• EXERCISES TO COMPLETE:
- 1) In the excerpt on markets and democracy, rewrite the passage starting at "It's a dilemma" and ending at "by speaking aloud).", replacing every "markets" with "investors".
- 2) Translate this sentence from the commentary on markets and democracy into Spanish: "There is no miracle The Market cannot perform."
- 3) Carry on the commentary on markets and democracy from the point where it stops.

• SOURCE EXTRACT:
---*---
Some economists point to the puffed up role
ascribed to the market. As Prof. Jayati Ghosh
writes: "In the Indian stock market... a few
large investors such as the financial
institutions, big corporates and foreign
institutional investors dominate. Only a small
proportion of the stocks are available for
trading. All the gains and losses are simply on
paper and do not imply any erosion of the
country's real wealth... It has been clear for
some time now that the markets are very poor
pointers to real economic performance."
Behind the stock market is the larger notion of
`The Market,' a much wider political concept. And
the conflict between that and democracy is very
real.
The Wall Street Journal knows this. "Democracy is
perverse," it whined about the poll results on
May 19. "Although it is natural for the U.S. to
suggest that all countries should embrace
democracy, the lesson from India is that Western
countries cannot be dogmatic about elections."
"As India's election will testify, democracy is
not always supportive of coherent economic policy
and prosperity." (Read: the voters are too dumb
to know what's good for them.) On countries not
yet at India's level, the Journal has some
advice. The West "should be more hesitant about
promoting political competition... " For alas,
that "could destroy the leadership" that pursues
vital economic change.
Maybe the Journal worries about post-June
Baghdad? An elected government that might grumble
when Dick Cheney's cabal plunders Iraq's oil? The
Journal's dilemma is a classic one. Market
fundamentalism versus mass democracy.
It's a dilemma that has our own market jihadis
seeking martyrdom. They go a step ahead of the
Journal. With them, it's death to the infidels.
"In 2004," writes a leading editor, "no
government that the markets see as hostile can
survive." The rhetoric of the rabble "has to be
tempered to provide for the sensitivities of
Dalal Street."
"The markets have spoken," declared another top
Indian newspaper. But God is a bit edgy. "The
markets are jittery," explained one business
editor on television. "We need to soothe their
nerves." (Hush now, the markets are asleep. Don't
start off something by speaking aloud).
So, did 400 million citizens and voters queue in
blistering heat of 40-plus to soothe the fretful
nerves of the market? Some of us thought they
were asserting their sovereignty. To demand the
reforms they really needed. And to pass judgment
on the market-driven reforms governments have
followed. So what happens when poll verdict
clashes with market edict?
The Wall Street Journal's answer: Don't waste
time on the electorate. "The lesson of the past
week is that if India truly wants to become an
economic power it has to pay heed to the global
voters known as investors, in addition to its own
voters at home." We can listen to our people,
says the Journal (gee, thanks guys) so long as
they vote the way the investors want them to.
Surely, this is a regression? For years, the WSJ
and others have argued that not only are markets
intrinsic to democracy, they are democracy.
There is no miracle The Market cannot perform.
Market forces, as Swaminathan Aiyer argued long
ago, are great for the environment. Time
magazine's Charles Krauthammer sees the market as
the lifeline for `previously starving Third World
peasants.'
Hunger is a function of anti-market systems. Want
more jobs? Free the market. The crisis in
agriculture is best dealt with by not dealing
with it at all. Leave it to the market. Given its
all-knowing wisdom, maybe the `The Market' ought
to go out and seek a popular mandate.
---*---
• GIVEN DATA:

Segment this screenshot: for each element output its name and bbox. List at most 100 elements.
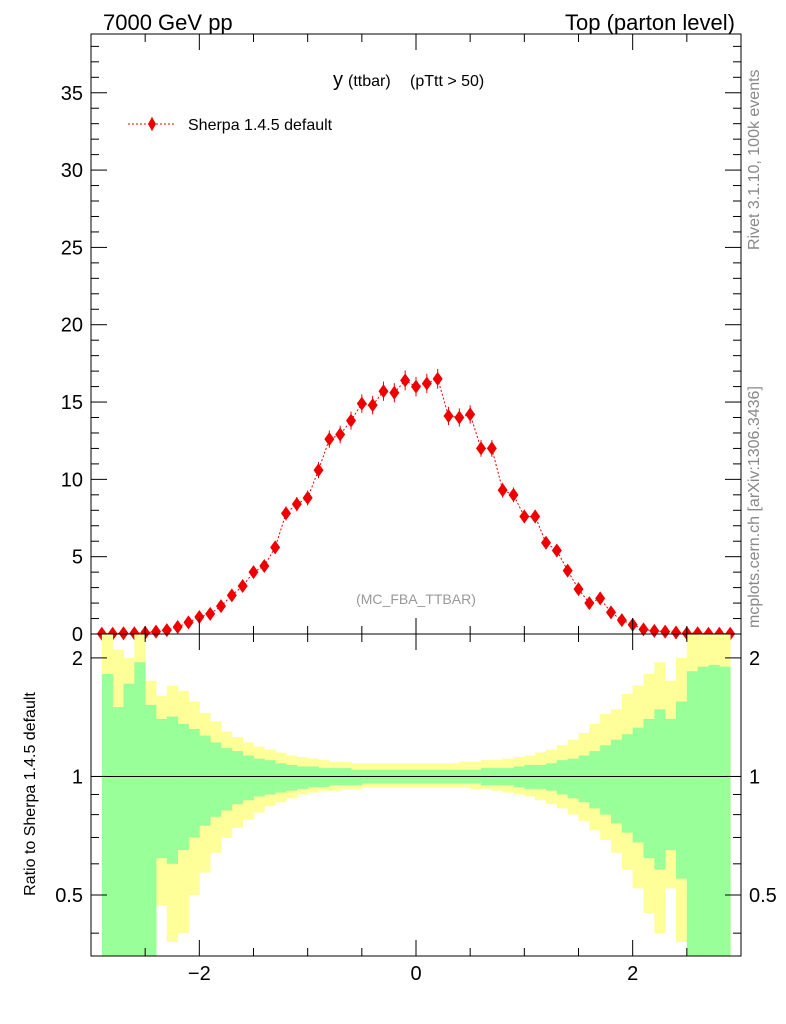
---*---
• OUTPUTS FOR THE TASKS:
- 1)
It's a dilemma that has our own market jihadis
seeking martyrdom. They go a step ahead of the
Journal. With them, it's death to the infidels.
"In 2004," writes a leading editor, "no
government that the investors see as hostile can
survive." The rhetoric of the rabble "has to be
tempered to provide for the sensitivities of
Dalal Street."
"The investors have spoken," declared another top
Indian newspaper. But God is a bit edgy. "The
investors are jittery," explained one business
editor on television. "We need to soothe their
nerves." (Hush now, the investors are asleep. Don't
start off something by speaking aloud).

- 2) No hay milagro que El Mercado no pueda realizar.

- 3)
One result of the `meltdown' was the return of
the small investor to media limelight. It's hard
for people to weep over some nasty Croesus losing
a couple of million. The Little Guy jerks the
tears better. In the United States, this little
guy is the mythical small farmer. In his name,
tens of billions of dollars are doled out each
year by Congress to huge agribusiness
corporations. Not to the Little Guy.
No citizen wants to make Rockefeller richer than
he is. But if you get the public heart to bleed
for the small farmer, you get the public purse to
bleed for giant farm corporations. In India's
corporate media, the Little Guy is the Small
Investor.
Small investors are to markets at crunch time
what the giant shoals of sardines are to the sea
at lunchtime. A floating restaurant. Marauding
sharks and dolphins corral the sardines into
tight herds from which they can eat them in their
millions. But the seas of the Indian stock
market, though turbulent, are shallow. The shoals
have been stagnant for a decade.
When that other, real small investor suffered due
to an interest rate crash, many in the media
applauded. When retired people saw their
lifetime's savings crumble. When those with fixed
deposits in banks or with NSC certificates took a
beating, there were few teary pictures in the
media.
There is, though, yet another kind of small guy
who can get hurt. The volatility now structured
into the market can, at some point, affect the
real economy. Then it would hit, as Prof. C. P.
Chandrashekhar writes, poor people. Even though
"they do not participate in, or often are not
even conscious of the workings of financial
markets."
Meanwhile, the media assured us all these years
that the Indian Left is irrelevant. Unless it can
learn from China. (China's CEO is our CEO?) Yet,
the same pundits tell us that a couple of
sentences from the irrelevant Left was enough to
trigger "Bloody Monday." There you are. Revealed
- the secret of how to make the markets dance up
and down in a frenzy.
Maybe the markets will settle down as they
realise that even if they dance the Swan Lake on
one toe, the BJP isn't coming back. Not just now
anyway.
Market-worship is not novel. But the insane
primacy it now gets is relatively new. Among
other things, it reflects the ever-growing
corporate links of the media. Links that spur
them to mislead the public for their own profit.
"Markets are all about sentiment and confidence,"
gushed one TV anchor. "We must give them the
confidence that governments will listen, that
their interests will be honoured."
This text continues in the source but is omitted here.